=== CONSIGNE ÉCRITE 1 ===
D'après le texte sur les comités populaires, à quelle expression anglaise équivaut l'autogestion sociale généralisée ?
=== CONSIGNE ÉCRITE 2 ===
Modifiez, s'il vous plaît, les enregistrements depuis leur début jusqu'à la ligne contenant « menu-tshirts[interactable]: T-SHIRTS <box>359 » incluse, en remplaçant « Not secure » par « Secure » sans rien changer d'autre.

#### TEXTE FOURNI

Comment appliquer le principe «par et pour le peuple» ?
Par Kaddour Naïmi – La contribution précédente (1) sur l’institution des comités populaires a suscité des interrogations. Un lecteur les résume ainsi : «Que vont faire ces comités élus ? Est-ce qu’ils vont désigner une instance collégiale pour conduire la transition ? Est-ce qu’ils vont décider eux-mêmes de quelle transition il s’agit (Constituante ou amendement de la Constitution) ? Qui va désigner le gouvernement provisoire ? Qui va se charger de modifier la Constitution : des experts crédibles ou une instance particulière désignée pour ce rôle ? Est-ce qu’il faut aller à la présidentielle sans changement de Constitution, et c’est au futur Président de se charger des modifications à réaliser ? Qu’en est-il de la feuille de route : qui doit la rédiger ou est-elle inutile ?»
A toutes ces questions, la réponse est simple à deux conditions : d’une part, examiner l’histoire sociale des peuples, en particulier comment furent réalisés les changements sociaux radicaux (révolutions) et, d’autre part, se préoccuper non pas d’une vue à court mais à moyen et long terme.
Alors, se présente la problématique des comités populaires. Ils indiquent des assemblées, constituées par la libre décision de citoyens qui se considèrent égaux en droits et en devoirs, et solidaires entre eux. Leur but fondamental est la création d’institutions en mesure de gérer la société dont ces citoyens font partie, cette gestion étant la plus démocratique possible, donc une autogestion sociale généralisée ? Cette expression contemporaine équivaut à l’anglais self-government et au principe «par le peuple et pour le peuple».
Toutes les questions évoquées au début de ce texte devraient être de la compétence (discussions et décisions) des comités populaires, en partant de ceux géographiquement locaux jusqu’aux intermédiaires pour aboutir à un comité (assemblée) national.

########
#### ENREGISTREMENTS PRÉSENTÉS

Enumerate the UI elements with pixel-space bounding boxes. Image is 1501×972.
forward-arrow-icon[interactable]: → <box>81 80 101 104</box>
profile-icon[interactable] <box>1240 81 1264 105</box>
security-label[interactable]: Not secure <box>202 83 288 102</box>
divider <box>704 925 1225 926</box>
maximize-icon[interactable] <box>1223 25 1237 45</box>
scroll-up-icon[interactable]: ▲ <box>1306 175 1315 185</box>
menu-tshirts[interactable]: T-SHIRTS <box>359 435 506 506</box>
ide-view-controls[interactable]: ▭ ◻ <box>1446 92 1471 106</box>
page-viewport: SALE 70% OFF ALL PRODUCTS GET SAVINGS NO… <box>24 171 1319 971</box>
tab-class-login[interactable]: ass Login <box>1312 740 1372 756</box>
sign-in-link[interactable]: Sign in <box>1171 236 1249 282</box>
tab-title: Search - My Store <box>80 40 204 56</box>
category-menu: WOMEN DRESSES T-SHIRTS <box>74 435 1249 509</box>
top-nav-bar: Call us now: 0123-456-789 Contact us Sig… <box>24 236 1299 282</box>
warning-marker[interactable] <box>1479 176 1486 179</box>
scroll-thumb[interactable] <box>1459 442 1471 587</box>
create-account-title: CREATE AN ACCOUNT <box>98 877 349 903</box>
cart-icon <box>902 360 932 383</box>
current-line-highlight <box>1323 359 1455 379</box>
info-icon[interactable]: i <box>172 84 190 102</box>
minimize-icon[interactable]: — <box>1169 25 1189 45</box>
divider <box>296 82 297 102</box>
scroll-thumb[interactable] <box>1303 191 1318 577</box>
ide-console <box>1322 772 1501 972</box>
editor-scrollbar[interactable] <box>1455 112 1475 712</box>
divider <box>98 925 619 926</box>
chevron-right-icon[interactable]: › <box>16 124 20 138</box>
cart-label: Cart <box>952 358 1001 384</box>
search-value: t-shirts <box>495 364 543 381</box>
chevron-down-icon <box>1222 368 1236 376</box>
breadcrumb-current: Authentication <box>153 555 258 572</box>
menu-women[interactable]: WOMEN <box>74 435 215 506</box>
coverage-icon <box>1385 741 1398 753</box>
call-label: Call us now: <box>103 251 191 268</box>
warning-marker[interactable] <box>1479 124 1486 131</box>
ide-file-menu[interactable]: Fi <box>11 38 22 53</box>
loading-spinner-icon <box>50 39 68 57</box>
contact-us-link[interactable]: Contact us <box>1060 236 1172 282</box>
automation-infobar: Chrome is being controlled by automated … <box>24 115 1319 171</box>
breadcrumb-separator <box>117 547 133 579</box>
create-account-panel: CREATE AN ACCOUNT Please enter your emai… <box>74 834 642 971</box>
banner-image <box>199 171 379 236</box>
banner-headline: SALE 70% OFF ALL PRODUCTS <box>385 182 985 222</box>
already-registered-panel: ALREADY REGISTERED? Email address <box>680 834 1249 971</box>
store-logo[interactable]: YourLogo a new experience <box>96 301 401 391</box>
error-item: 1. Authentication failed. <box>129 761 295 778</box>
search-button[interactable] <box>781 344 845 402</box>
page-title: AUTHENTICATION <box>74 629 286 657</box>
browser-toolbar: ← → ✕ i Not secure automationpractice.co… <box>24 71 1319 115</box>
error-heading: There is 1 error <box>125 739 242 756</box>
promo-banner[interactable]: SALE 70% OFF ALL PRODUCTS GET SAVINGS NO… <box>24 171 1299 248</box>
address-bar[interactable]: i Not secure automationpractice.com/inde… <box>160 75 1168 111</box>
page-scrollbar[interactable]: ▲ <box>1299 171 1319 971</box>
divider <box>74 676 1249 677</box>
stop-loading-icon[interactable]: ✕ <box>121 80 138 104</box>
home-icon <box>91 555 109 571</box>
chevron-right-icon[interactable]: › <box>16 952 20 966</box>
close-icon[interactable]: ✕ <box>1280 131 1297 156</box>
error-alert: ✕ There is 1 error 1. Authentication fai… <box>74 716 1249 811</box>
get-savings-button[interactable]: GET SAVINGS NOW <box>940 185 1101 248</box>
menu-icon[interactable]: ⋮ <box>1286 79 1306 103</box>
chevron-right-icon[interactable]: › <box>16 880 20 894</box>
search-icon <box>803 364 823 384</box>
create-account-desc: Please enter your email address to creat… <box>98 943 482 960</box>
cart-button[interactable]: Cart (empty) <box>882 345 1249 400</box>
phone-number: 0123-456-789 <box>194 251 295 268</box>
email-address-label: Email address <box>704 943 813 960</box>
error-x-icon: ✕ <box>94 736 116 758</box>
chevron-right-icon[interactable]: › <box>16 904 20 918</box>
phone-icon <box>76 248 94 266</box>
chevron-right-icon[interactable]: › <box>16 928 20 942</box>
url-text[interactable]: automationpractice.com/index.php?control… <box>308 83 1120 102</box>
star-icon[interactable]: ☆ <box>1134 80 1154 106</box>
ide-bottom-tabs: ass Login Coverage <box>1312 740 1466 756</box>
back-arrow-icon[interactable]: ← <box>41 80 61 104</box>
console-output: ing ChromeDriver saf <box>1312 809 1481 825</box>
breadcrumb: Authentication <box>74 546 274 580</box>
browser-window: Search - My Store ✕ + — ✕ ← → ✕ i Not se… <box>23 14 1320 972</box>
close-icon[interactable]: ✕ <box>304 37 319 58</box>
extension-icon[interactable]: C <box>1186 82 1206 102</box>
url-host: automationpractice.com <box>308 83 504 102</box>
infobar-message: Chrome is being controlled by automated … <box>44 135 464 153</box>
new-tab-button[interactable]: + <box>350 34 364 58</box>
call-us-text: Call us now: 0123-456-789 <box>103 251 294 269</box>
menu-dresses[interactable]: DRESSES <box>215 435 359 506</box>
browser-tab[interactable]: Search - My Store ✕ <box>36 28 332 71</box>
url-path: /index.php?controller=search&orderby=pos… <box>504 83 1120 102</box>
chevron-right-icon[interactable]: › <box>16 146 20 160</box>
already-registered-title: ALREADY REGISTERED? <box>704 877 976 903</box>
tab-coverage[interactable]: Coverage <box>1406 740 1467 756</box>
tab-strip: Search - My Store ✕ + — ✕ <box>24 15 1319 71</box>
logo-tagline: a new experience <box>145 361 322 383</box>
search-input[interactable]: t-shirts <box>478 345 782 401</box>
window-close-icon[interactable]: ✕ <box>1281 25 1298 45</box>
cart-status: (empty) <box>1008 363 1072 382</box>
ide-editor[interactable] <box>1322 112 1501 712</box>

########

=== RÉPONSE COMPLÈTE 1 ===
Elle équivaut à l'expression anglaise self-government.

=== RÉPONSE COMPLÈTE 2 ===
Enumerate the UI elements with pixel-space bounding boxes. Image is 1501×972.
forward-arrow-icon[interactable]: → <box>81 80 101 104</box>
profile-icon[interactable] <box>1240 81 1264 105</box>
security-label[interactable]: Secure <box>202 83 288 102</box>
divider <box>704 925 1225 926</box>
maximize-icon[interactable] <box>1223 25 1237 45</box>
scroll-up-icon[interactable]: ▲ <box>1306 175 1315 185</box>
menu-tshirts[interactable]: T-SHIRTS <box>359 435 506 506</box>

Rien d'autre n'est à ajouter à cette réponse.